▶ Records
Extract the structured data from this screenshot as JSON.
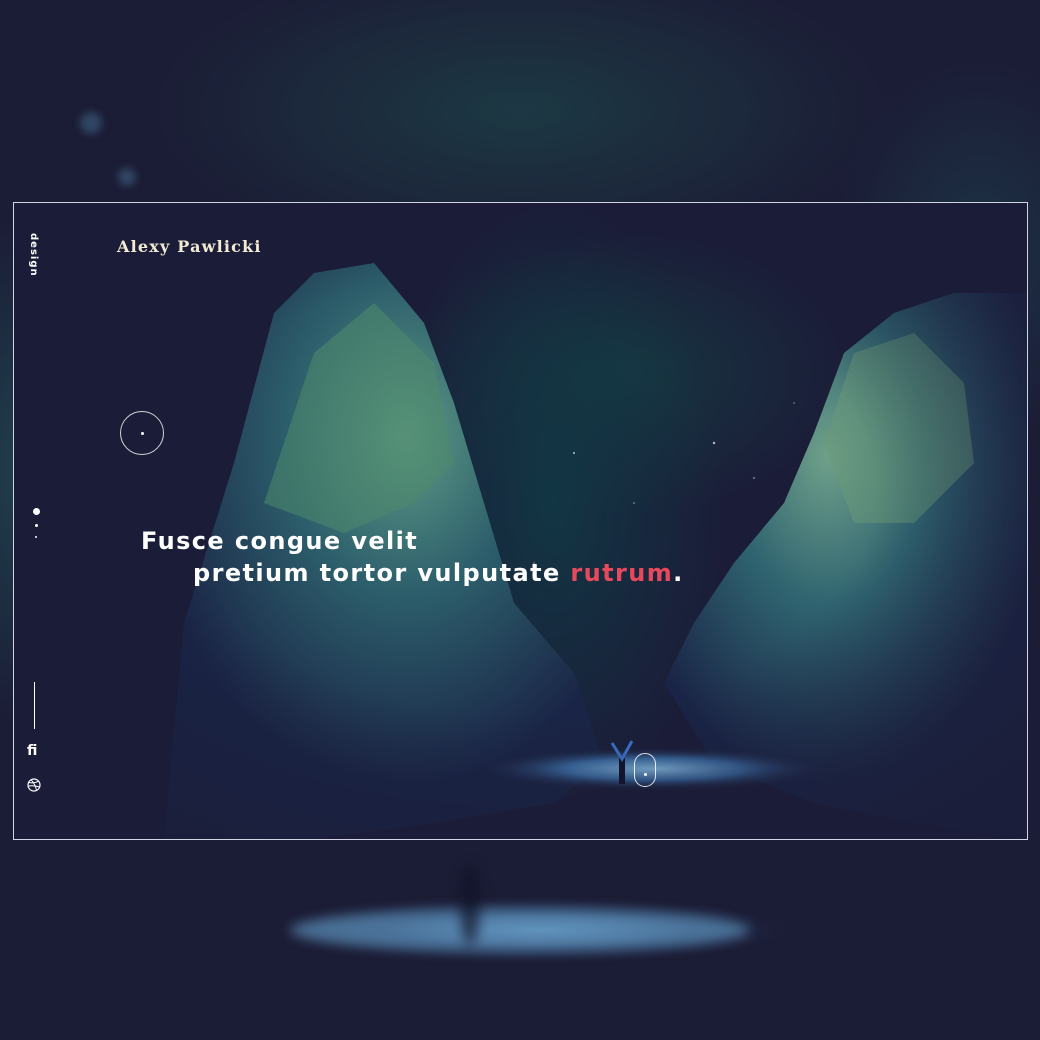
{
  "header": {
    "brand": "Alexy Pawlicki"
  },
  "sidebar": {
    "label": "design",
    "pager": {
      "pages": 3,
      "active": 1
    },
    "social": [
      {
        "name": "fi",
        "icon": "fi-icon"
      },
      {
        "name": "dribbble",
        "icon": "dribbble-icon"
      }
    ]
  },
  "hero": {
    "line1": "Fusce congue velit",
    "line2_main": "pretium tortor vulputate ",
    "line2_accent": "rutrum",
    "line2_end": "."
  },
  "colors": {
    "accent": "#e8485c",
    "background": "#1b1d38",
    "text": "#ffffff",
    "brand_text": "#f2ead2"
  }
}
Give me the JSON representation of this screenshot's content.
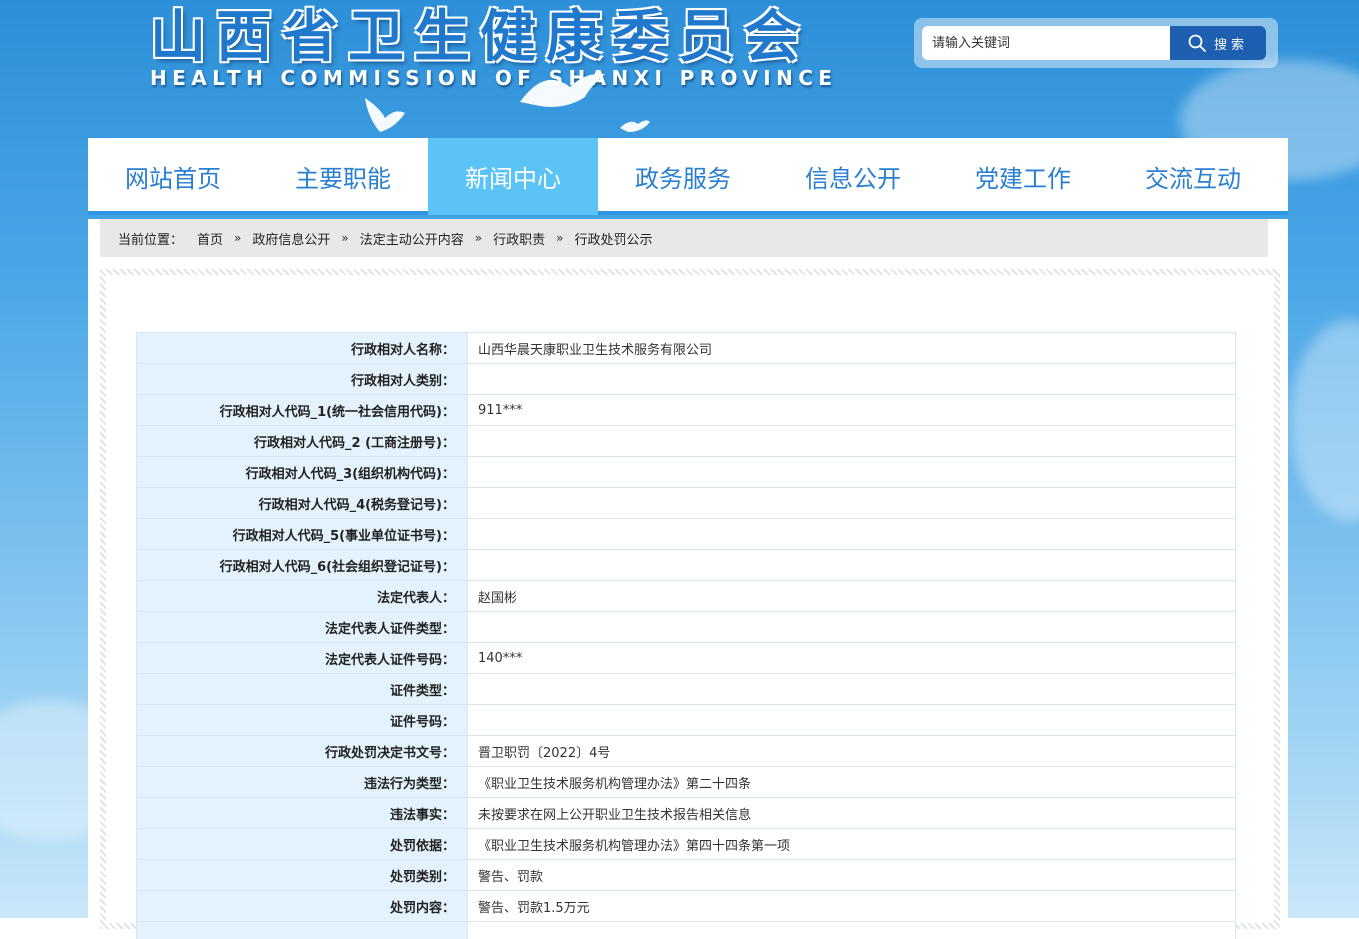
{
  "header": {
    "title": "山西省卫生健康委员会",
    "subtitle": "HEALTH COMMISSION OF SHANXI PROVINCE"
  },
  "search": {
    "placeholder": "请输入关键词",
    "button_label": "搜索",
    "icon": "search-icon"
  },
  "nav": {
    "items": [
      {
        "label": "网站首页",
        "active": false
      },
      {
        "label": "主要职能",
        "active": false
      },
      {
        "label": "新闻中心",
        "active": true
      },
      {
        "label": "政务服务",
        "active": false
      },
      {
        "label": "信息公开",
        "active": false
      },
      {
        "label": "党建工作",
        "active": false
      },
      {
        "label": "交流互动",
        "active": false
      }
    ]
  },
  "breadcrumb": {
    "lead": "当前位置：",
    "separator": "»",
    "items": [
      "首页",
      "政府信息公开",
      "法定主动公开内容",
      "行政职责",
      "行政处罚公示"
    ]
  },
  "record": {
    "rows": [
      {
        "label": "行政相对人名称：",
        "value": "山西华晨天康职业卫生技术服务有限公司"
      },
      {
        "label": "行政相对人类别：",
        "value": ""
      },
      {
        "label": "行政相对人代码_1(统一社会信用代码)：",
        "value": "911***"
      },
      {
        "label": "行政相对人代码_2 (工商注册号)：",
        "value": ""
      },
      {
        "label": "行政相对人代码_3(组织机构代码)：",
        "value": ""
      },
      {
        "label": "行政相对人代码_4(税务登记号)：",
        "value": ""
      },
      {
        "label": "行政相对人代码_5(事业单位证书号)：",
        "value": ""
      },
      {
        "label": "行政相对人代码_6(社会组织登记证号)：",
        "value": ""
      },
      {
        "label": "法定代表人：",
        "value": "赵国彬"
      },
      {
        "label": "法定代表人证件类型：",
        "value": ""
      },
      {
        "label": "法定代表人证件号码：",
        "value": "140***"
      },
      {
        "label": "证件类型：",
        "value": ""
      },
      {
        "label": "证件号码：",
        "value": ""
      },
      {
        "label": "行政处罚决定书文号：",
        "value": "晋卫职罚〔2022〕4号"
      },
      {
        "label": "违法行为类型：",
        "value": "《职业卫生技术服务机构管理办法》第二十四条"
      },
      {
        "label": "违法事实：",
        "value": "未按要求在网上公开职业卫生技术报告相关信息"
      },
      {
        "label": "处罚依据：",
        "value": "《职业卫生技术服务机构管理办法》第四十四条第一项"
      },
      {
        "label": "处罚类别：",
        "value": "警告、罚款"
      },
      {
        "label": "处罚内容：",
        "value": "警告、罚款1.5万元"
      },
      {
        "label": "",
        "value": ""
      }
    ]
  },
  "colors": {
    "nav_text": "#2a7fd0",
    "nav_active_bg": "#5cc3f7",
    "nav_underline": "#2f95e0",
    "search_button": "#1d5fb0",
    "label_bg": "#e3f2fc"
  }
}
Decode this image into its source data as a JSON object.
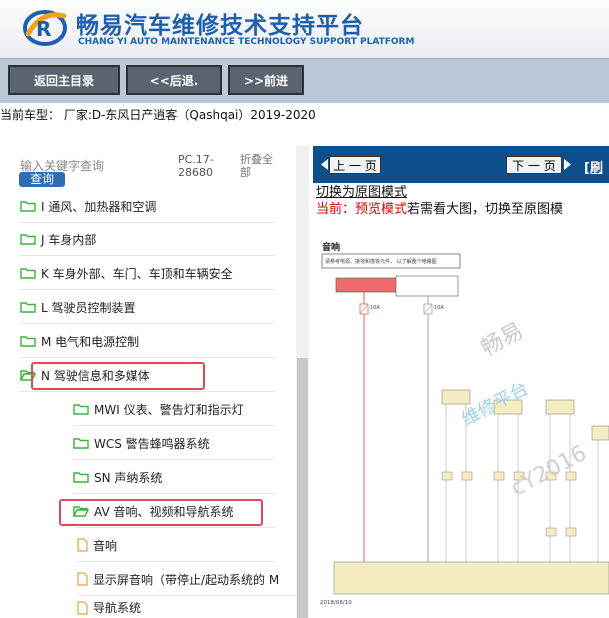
{
  "header": {
    "title_cn": "畅易汽车维修技术支持平台",
    "title_en": "CHANG YI AUTO MAINTENANCE TECHNOLOGY SUPPORT PLATFORM"
  },
  "nav": {
    "home": "返回主目录",
    "back": "<<后退.",
    "forward": ">>前进"
  },
  "vehicle": {
    "line": "当前车型： 厂家:D-东风日产逍客（Qashqai）2019-2020"
  },
  "sidebar": {
    "search_placeholder": "输入关键字查询",
    "search_button": "查询",
    "pc_code": "PC.17-28680",
    "collapse_all": "折叠全部",
    "items": [
      {
        "label": "I 通风、加热器和空调"
      },
      {
        "label": "J 车身内部"
      },
      {
        "label": "K 车身外部、车门、车顶和车辆安全"
      },
      {
        "label": "L 驾驶员控制装置"
      },
      {
        "label": "M 电气和电源控制"
      },
      {
        "label": "N 驾驶信息和多媒体"
      },
      {
        "label": "MWI 仪表、警告灯和指示灯"
      },
      {
        "label": "WCS 警告蜂鸣器系统"
      },
      {
        "label": "SN 声纳系统"
      },
      {
        "label": "AV 音响、视频和导航系统"
      },
      {
        "label": "音响"
      },
      {
        "label": "显示屏音响（带停止/起动系统的 M"
      },
      {
        "label": "导航系统"
      }
    ]
  },
  "viewer": {
    "prev_page": "上 一 页",
    "next_page": "下 一 页",
    "refresh": "[刷",
    "switch_link": "切换为原图模式",
    "current_label": "当前：",
    "mode": "预览模式",
    "hint": "若需看大图，切换至原图模",
    "diagram_title": "音响",
    "diagram_note": "请参考电源、接地和搭铁元件，\n以了解整个电路图",
    "diagram_date": "2018/08/10",
    "fuse_a": "10A",
    "fuse_b": "10A",
    "watermark_line1": "畅易",
    "watermark_line2": "维修平台",
    "watermark_line3": "cY2016"
  },
  "colors": {
    "brand_blue": "#1d5fae",
    "nav_bg": "#b9c7d6",
    "viewer_bar": "#0d4e8c",
    "highlight": "#e0485b",
    "mode_red": "#e00000",
    "folder_green": "#3bb23b",
    "doc_orange": "#e8a23a"
  }
}
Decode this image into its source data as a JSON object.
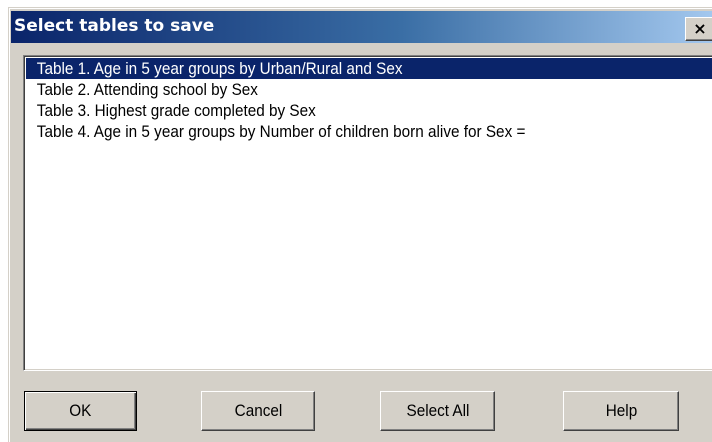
{
  "dialog": {
    "title": "Select tables to save",
    "close_label": "×"
  },
  "tables_list": {
    "items": [
      {
        "label": "Table 1. Age in 5 year groups by Urban/Rural and Sex",
        "selected": true
      },
      {
        "label": "Table 2. Attending school by Sex",
        "selected": false
      },
      {
        "label": "Table 3. Highest grade completed by Sex",
        "selected": false
      },
      {
        "label": "Table 4. Age in 5 year groups by Number of children born alive for Sex =",
        "selected": false
      }
    ]
  },
  "buttons": {
    "ok": "OK",
    "cancel": "Cancel",
    "select_all": "Select All",
    "help": "Help"
  },
  "colors": {
    "titlebar_start": "#0a246a",
    "titlebar_end": "#a6caf0",
    "selection": "#0a246a",
    "face": "#d4d0c8"
  }
}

▶ Given instruction
Reproduce the material in full, word for word, and omit the pictures.

▶ The reply
Extract the structured data from this screenshot as JSON.
{
  "header": {
    "brand": "Alexy Pawlicki"
  },
  "sidebar": {
    "label": "design",
    "pager": {
      "pages": 3,
      "active": 1
    },
    "social": [
      {
        "name": "fi",
        "icon": "fi-icon"
      },
      {
        "name": "dribbble",
        "icon": "dribbble-icon"
      }
    ]
  },
  "hero": {
    "line1": "Fusce congue velit",
    "line2_main": "pretium tortor vulputate ",
    "line2_accent": "rutrum",
    "line2_end": "."
  },
  "colors": {
    "accent": "#e8485c",
    "background": "#1b1d38",
    "text": "#ffffff",
    "brand_text": "#f2ead2"
  }
}
Give me the JSON representation of this screenshot's content.
{
  "header": {
    "title": "山西省卫生健康委员会",
    "subtitle": "HEALTH COMMISSION OF SHANXI PROVINCE"
  },
  "search": {
    "placeholder": "请输入关键词",
    "button_label": "搜索",
    "icon": "search-icon"
  },
  "nav": {
    "items": [
      {
        "label": "网站首页",
        "active": false
      },
      {
        "label": "主要职能",
        "active": false
      },
      {
        "label": "新闻中心",
        "active": true
      },
      {
        "label": "政务服务",
        "active": false
      },
      {
        "label": "信息公开",
        "active": false
      },
      {
        "label": "党建工作",
        "active": false
      },
      {
        "label": "交流互动",
        "active": false
      }
    ]
  },
  "breadcrumb": {
    "lead": "当前位置：",
    "separator": "»",
    "items": [
      "首页",
      "政府信息公开",
      "法定主动公开内容",
      "行政职责",
      "行政处罚公示"
    ]
  },
  "record": {
    "rows": [
      {
        "label": "行政相对人名称：",
        "value": "山西华晨天康职业卫生技术服务有限公司"
      },
      {
        "label": "行政相对人类别：",
        "value": ""
      },
      {
        "label": "行政相对人代码_1(统一社会信用代码)：",
        "value": "911***"
      },
      {
        "label": "行政相对人代码_2 (工商注册号)：",
        "value": ""
      },
      {
        "label": "行政相对人代码_3(组织机构代码)：",
        "value": ""
      },
      {
        "label": "行政相对人代码_4(税务登记号)：",
        "value": ""
      },
      {
        "label": "行政相对人代码_5(事业单位证书号)：",
        "value": ""
      },
      {
        "label": "行政相对人代码_6(社会组织登记证号)：",
        "value": ""
      },
      {
        "label": "法定代表人：",
        "value": "赵国彬"
      },
      {
        "label": "法定代表人证件类型：",
        "value": ""
      },
      {
        "label": "法定代表人证件号码：",
        "value": "140***"
      },
      {
        "label": "证件类型：",
        "value": ""
      },
      {
        "label": "证件号码：",
        "value": ""
      },
      {
        "label": "行政处罚决定书文号：",
        "value": "晋卫职罚〔2022〕4号"
      },
      {
        "label": "违法行为类型：",
        "value": "《职业卫生技术服务机构管理办法》第二十四条"
      },
      {
        "label": "违法事实：",
        "value": "未按要求在网上公开职业卫生技术报告相关信息"
      },
      {
        "label": "处罚依据：",
        "value": "《职业卫生技术服务机构管理办法》第四十四条第一项"
      },
      {
        "label": "处罚类别：",
        "value": "警告、罚款"
      },
      {
        "label": "处罚内容：",
        "value": "警告、罚款1.5万元"
      },
      {
        "label": "",
        "value": ""
      }
    ]
  },
  "colors": {
    "nav_text": "#2a7fd0",
    "nav_active_bg": "#5cc3f7",
    "nav_underline": "#2f95e0",
    "search_button": "#1d5fb0",
    "label_bg": "#e3f2fc"
  }
}
Decode this image into its source data as a JSON object.
{
  "header": {
    "title_cn": "畅易汽车维修技术支持平台",
    "title_en": "CHANG YI AUTO MAINTENANCE TECHNOLOGY SUPPORT PLATFORM"
  },
  "nav": {
    "home": "返回主目录",
    "back": "<<后退.",
    "forward": ">>前进"
  },
  "vehicle": {
    "line": "当前车型： 厂家:D-东风日产逍客（Qashqai）2019-2020"
  },
  "sidebar": {
    "search_placeholder": "输入关键字查询",
    "search_button": "查询",
    "pc_code": "PC.17-28680",
    "collapse_all": "折叠全部",
    "items": [
      {
        "label": "I 通风、加热器和空调"
      },
      {
        "label": "J 车身内部"
      },
      {
        "label": "K 车身外部、车门、车顶和车辆安全"
      },
      {
        "label": "L 驾驶员控制装置"
      },
      {
        "label": "M 电气和电源控制"
      },
      {
        "label": "N 驾驶信息和多媒体"
      },
      {
        "label": "MWI 仪表、警告灯和指示灯"
      },
      {
        "label": "WCS 警告蜂鸣器系统"
      },
      {
        "label": "SN 声纳系统"
      },
      {
        "label": "AV 音响、视频和导航系统"
      },
      {
        "label": "音响"
      },
      {
        "label": "显示屏音响（带停止/起动系统的 M"
      },
      {
        "label": "导航系统"
      }
    ]
  },
  "viewer": {
    "prev_page": "上 一 页",
    "next_page": "下 一 页",
    "refresh": "[刷",
    "switch_link": "切换为原图模式",
    "current_label": "当前：",
    "mode": "预览模式",
    "hint": "若需看大图，切换至原图模",
    "diagram_title": "音响",
    "diagram_note": "请参考电源、接地和搭铁元件，\n以了解整个电路图",
    "diagram_date": "2018/08/10",
    "fuse_a": "10A",
    "fuse_b": "10A",
    "watermark_line1": "畅易",
    "watermark_line2": "维修平台",
    "watermark_line3": "cY2016"
  },
  "colors": {
    "brand_blue": "#1d5fae",
    "nav_bg": "#b9c7d6",
    "viewer_bar": "#0d4e8c",
    "highlight": "#e0485b",
    "mode_red": "#e00000",
    "folder_green": "#3bb23b",
    "doc_orange": "#e8a23a"
  }
}
Decode this image into its source data as a JSON object.
{
  "dialog": {
    "title": "Select tables to save",
    "close_label": "×"
  },
  "tables_list": {
    "items": [
      {
        "label": "Table 1. Age in 5 year groups by Urban/Rural and Sex",
        "selected": true
      },
      {
        "label": "Table 2. Attending school by Sex",
        "selected": false
      },
      {
        "label": "Table 3. Highest grade completed by Sex",
        "selected": false
      },
      {
        "label": "Table 4. Age in 5 year groups by Number of children born alive for Sex =",
        "selected": false
      }
    ]
  },
  "buttons": {
    "ok": "OK",
    "cancel": "Cancel",
    "select_all": "Select All",
    "help": "Help"
  },
  "colors": {
    "titlebar_start": "#0a246a",
    "titlebar_end": "#a6caf0",
    "selection": "#0a246a",
    "face": "#d4d0c8"
  }
}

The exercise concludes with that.